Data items
******************************

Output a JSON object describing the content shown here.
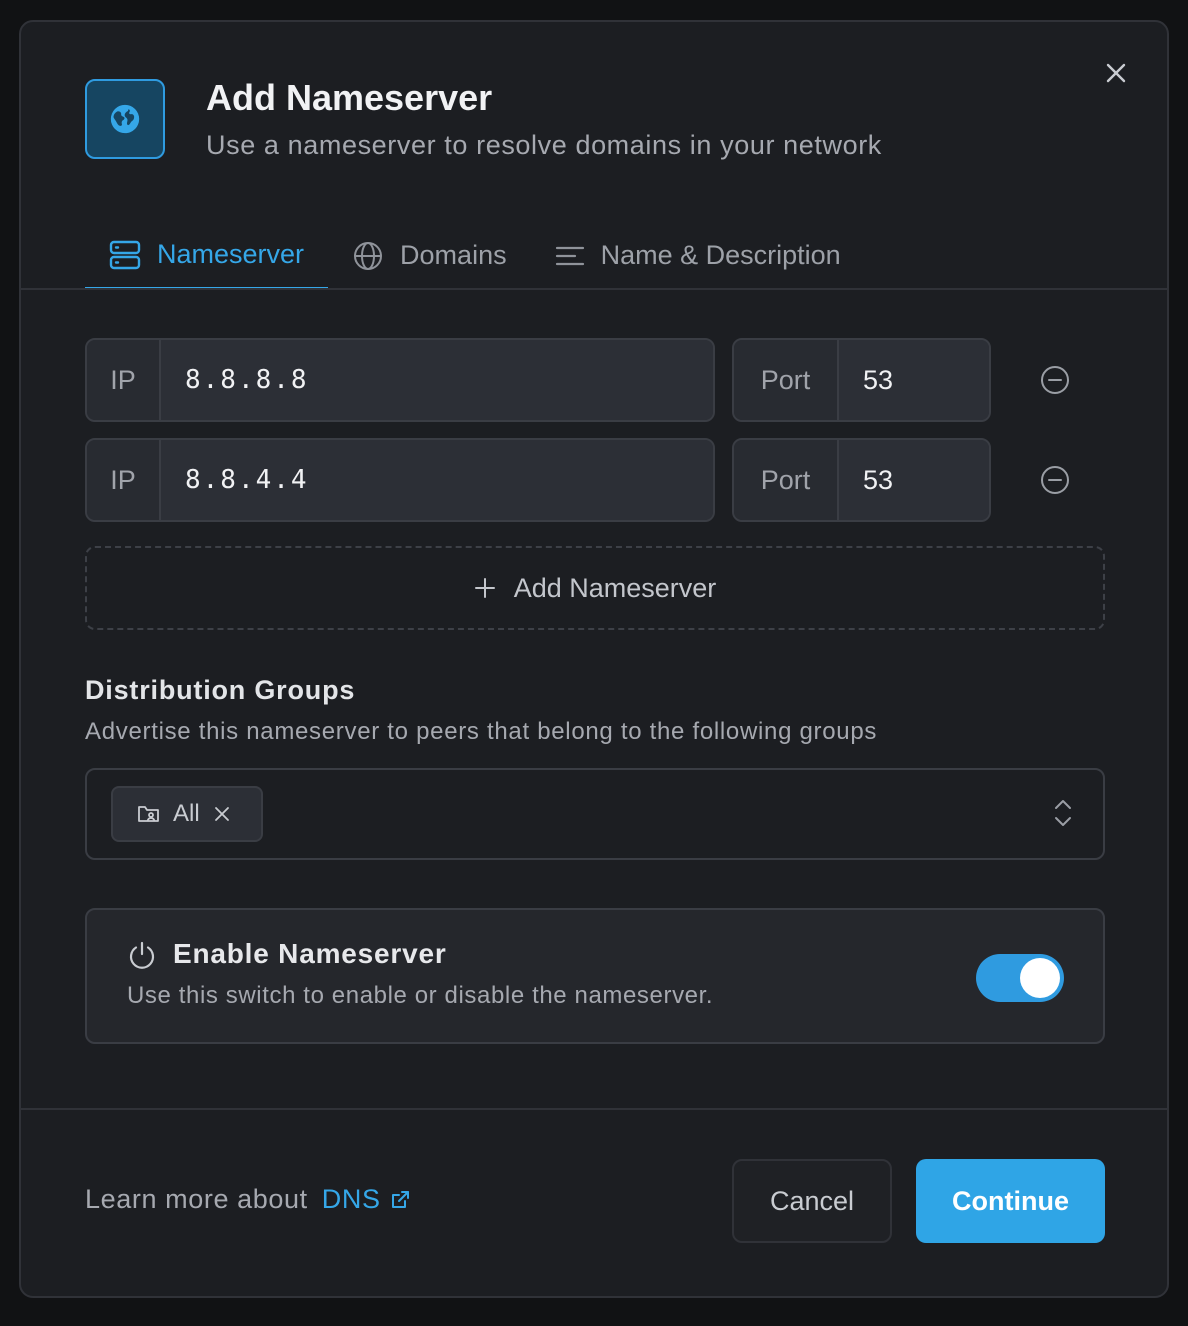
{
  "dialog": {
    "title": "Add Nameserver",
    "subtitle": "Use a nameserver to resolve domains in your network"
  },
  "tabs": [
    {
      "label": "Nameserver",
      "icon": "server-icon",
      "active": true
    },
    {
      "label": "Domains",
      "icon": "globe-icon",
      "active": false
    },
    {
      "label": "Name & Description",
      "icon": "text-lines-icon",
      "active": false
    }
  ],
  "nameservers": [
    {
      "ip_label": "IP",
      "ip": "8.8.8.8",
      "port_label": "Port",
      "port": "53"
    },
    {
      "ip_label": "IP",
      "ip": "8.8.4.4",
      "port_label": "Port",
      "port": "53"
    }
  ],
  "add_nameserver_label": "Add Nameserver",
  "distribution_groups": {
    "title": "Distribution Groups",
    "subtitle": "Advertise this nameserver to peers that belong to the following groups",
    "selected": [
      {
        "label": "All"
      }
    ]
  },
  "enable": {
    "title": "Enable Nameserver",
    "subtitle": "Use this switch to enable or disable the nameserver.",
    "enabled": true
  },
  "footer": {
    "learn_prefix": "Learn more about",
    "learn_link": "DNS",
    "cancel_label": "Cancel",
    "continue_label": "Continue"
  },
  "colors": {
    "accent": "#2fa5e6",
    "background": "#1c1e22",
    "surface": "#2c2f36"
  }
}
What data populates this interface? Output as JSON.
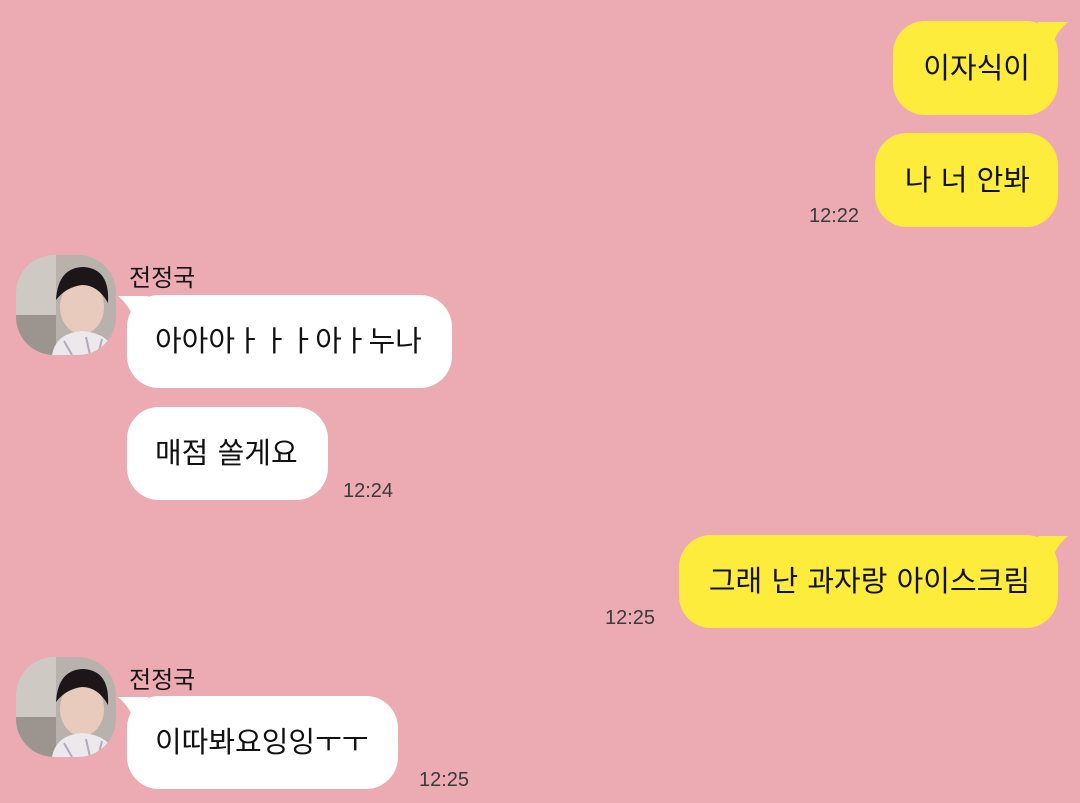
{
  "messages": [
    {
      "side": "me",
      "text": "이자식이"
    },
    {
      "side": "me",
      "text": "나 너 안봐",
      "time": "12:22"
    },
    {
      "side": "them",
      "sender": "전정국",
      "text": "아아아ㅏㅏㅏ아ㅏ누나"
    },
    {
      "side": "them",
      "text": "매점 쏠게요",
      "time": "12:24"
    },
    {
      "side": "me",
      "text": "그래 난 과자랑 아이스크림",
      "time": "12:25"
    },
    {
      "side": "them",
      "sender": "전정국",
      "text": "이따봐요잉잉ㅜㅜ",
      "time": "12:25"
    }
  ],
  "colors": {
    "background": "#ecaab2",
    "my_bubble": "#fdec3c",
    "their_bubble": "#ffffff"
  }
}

******************************

In the copy, include all records verbatim but no images.

Output a JSON object describing the content shown here.
{
  "dialog": {
    "title": "Add Nameserver",
    "subtitle": "Use a nameserver to resolve domains in your network"
  },
  "tabs": [
    {
      "label": "Nameserver",
      "icon": "server-icon",
      "active": true
    },
    {
      "label": "Domains",
      "icon": "globe-icon",
      "active": false
    },
    {
      "label": "Name & Description",
      "icon": "text-lines-icon",
      "active": false
    }
  ],
  "nameservers": [
    {
      "ip_label": "IP",
      "ip": "8.8.8.8",
      "port_label": "Port",
      "port": "53"
    },
    {
      "ip_label": "IP",
      "ip": "8.8.4.4",
      "port_label": "Port",
      "port": "53"
    }
  ],
  "add_nameserver_label": "Add Nameserver",
  "distribution_groups": {
    "title": "Distribution Groups",
    "subtitle": "Advertise this nameserver to peers that belong to the following groups",
    "selected": [
      {
        "label": "All"
      }
    ]
  },
  "enable": {
    "title": "Enable Nameserver",
    "subtitle": "Use this switch to enable or disable the nameserver.",
    "enabled": true
  },
  "footer": {
    "learn_prefix": "Learn more about",
    "learn_link": "DNS",
    "cancel_label": "Cancel",
    "continue_label": "Continue"
  },
  "colors": {
    "accent": "#2fa5e6",
    "background": "#1c1e22",
    "surface": "#2c2f36"
  }
}
What data populates this interface? Output as JSON.
{
  "messages": [
    {
      "side": "me",
      "text": "이자식이"
    },
    {
      "side": "me",
      "text": "나 너 안봐",
      "time": "12:22"
    },
    {
      "side": "them",
      "sender": "전정국",
      "text": "아아아ㅏㅏㅏ아ㅏ누나"
    },
    {
      "side": "them",
      "text": "매점 쏠게요",
      "time": "12:24"
    },
    {
      "side": "me",
      "text": "그래 난 과자랑 아이스크림",
      "time": "12:25"
    },
    {
      "side": "them",
      "sender": "전정국",
      "text": "이따봐요잉잉ㅜㅜ",
      "time": "12:25"
    }
  ],
  "colors": {
    "background": "#ecaab2",
    "my_bubble": "#fdec3c",
    "their_bubble": "#ffffff"
  }
}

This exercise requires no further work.